— START Data to process —
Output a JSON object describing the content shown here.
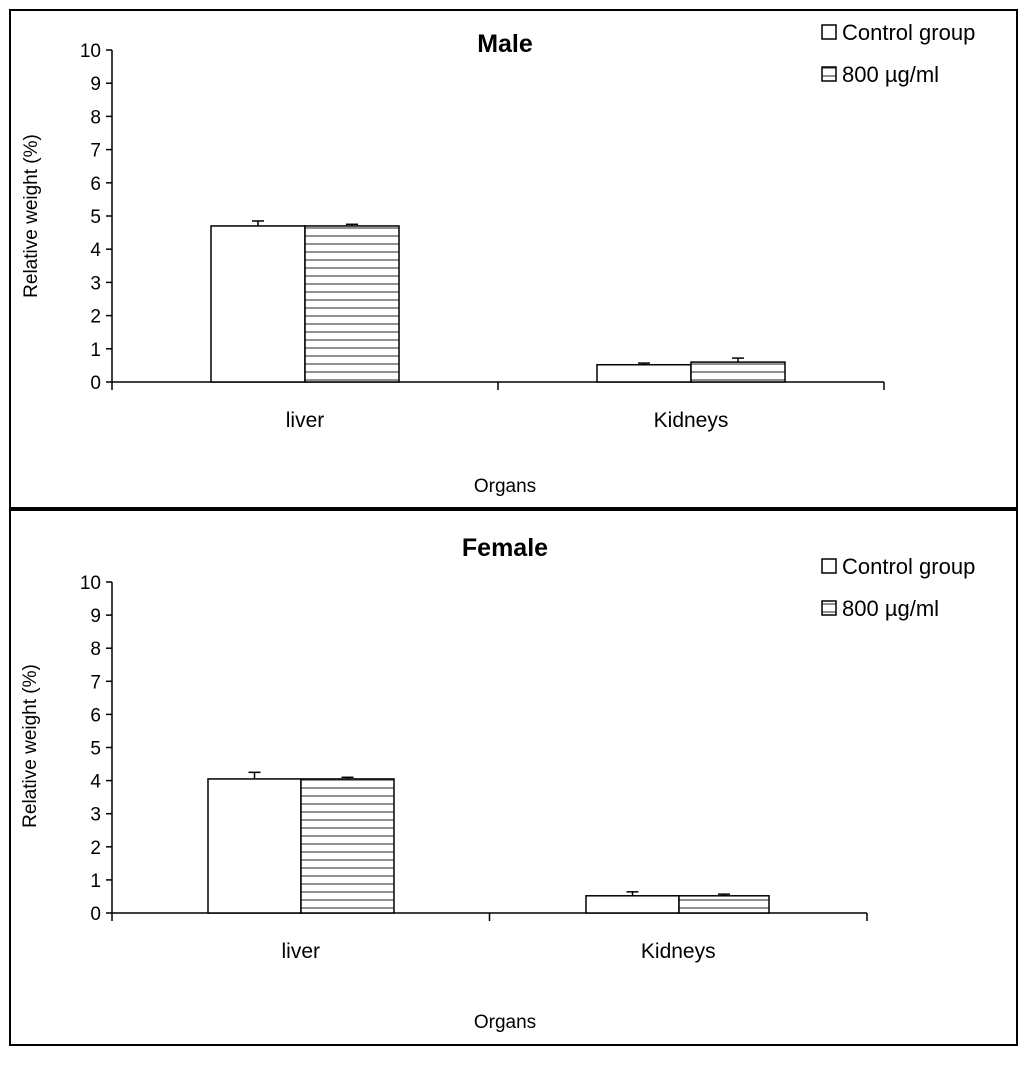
{
  "chart_data": [
    {
      "type": "bar",
      "title": "Male",
      "xlabel": "Organs",
      "ylabel": "Relative weight (%)",
      "ylim": [
        0,
        10
      ],
      "yticks": [
        0,
        1,
        2,
        3,
        4,
        5,
        6,
        7,
        8,
        9,
        10
      ],
      "grid": false,
      "legend_position": "top-right",
      "categories": [
        "liver",
        "Kidneys"
      ],
      "series": [
        {
          "name": "Control group",
          "pattern": "plain",
          "fill": "#ffffff",
          "values": [
            4.7,
            0.52
          ],
          "errors": [
            0.15,
            0.05
          ]
        },
        {
          "name": "800 µg/ml",
          "pattern": "horizontal-lines",
          "fill": "#ffffff",
          "values": [
            4.7,
            0.6
          ],
          "errors": [
            0.05,
            0.12
          ]
        }
      ]
    },
    {
      "type": "bar",
      "title": "Female",
      "xlabel": "Organs",
      "ylabel": "Relative weight (%)",
      "ylim": [
        0,
        10
      ],
      "yticks": [
        0,
        1,
        2,
        3,
        4,
        5,
        6,
        7,
        8,
        9,
        10
      ],
      "grid": false,
      "legend_position": "top-right",
      "categories": [
        "liver",
        "Kidneys"
      ],
      "series": [
        {
          "name": "Control group",
          "pattern": "plain",
          "fill": "#ffffff",
          "values": [
            4.05,
            0.52
          ],
          "errors": [
            0.2,
            0.12
          ]
        },
        {
          "name": "800 µg/ml",
          "pattern": "horizontal-lines",
          "fill": "#ffffff",
          "values": [
            4.05,
            0.52
          ],
          "errors": [
            0.05,
            0.05
          ]
        }
      ]
    }
  ]
}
— END Data to process —
■ Written exercise: Restate each entry word for word, leaving out any pictures.

■ Answer to the problem:
Output a JSON object describing the content shown here.
{
  "chart_data": [
    {
      "type": "bar",
      "title": "Male",
      "xlabel": "Organs",
      "ylabel": "Relative weight (%)",
      "ylim": [
        0,
        10
      ],
      "yticks": [
        0,
        1,
        2,
        3,
        4,
        5,
        6,
        7,
        8,
        9,
        10
      ],
      "grid": false,
      "legend_position": "top-right",
      "categories": [
        "liver",
        "Kidneys"
      ],
      "series": [
        {
          "name": "Control group",
          "pattern": "plain",
          "fill": "#ffffff",
          "values": [
            4.7,
            0.52
          ],
          "errors": [
            0.15,
            0.05
          ]
        },
        {
          "name": "800 µg/ml",
          "pattern": "horizontal-lines",
          "fill": "#ffffff",
          "values": [
            4.7,
            0.6
          ],
          "errors": [
            0.05,
            0.12
          ]
        }
      ]
    },
    {
      "type": "bar",
      "title": "Female",
      "xlabel": "Organs",
      "ylabel": "Relative weight (%)",
      "ylim": [
        0,
        10
      ],
      "yticks": [
        0,
        1,
        2,
        3,
        4,
        5,
        6,
        7,
        8,
        9,
        10
      ],
      "grid": false,
      "legend_position": "top-right",
      "categories": [
        "liver",
        "Kidneys"
      ],
      "series": [
        {
          "name": "Control group",
          "pattern": "plain",
          "fill": "#ffffff",
          "values": [
            4.05,
            0.52
          ],
          "errors": [
            0.2,
            0.12
          ]
        },
        {
          "name": "800 µg/ml",
          "pattern": "horizontal-lines",
          "fill": "#ffffff",
          "values": [
            4.05,
            0.52
          ],
          "errors": [
            0.05,
            0.05
          ]
        }
      ]
    }
  ]
}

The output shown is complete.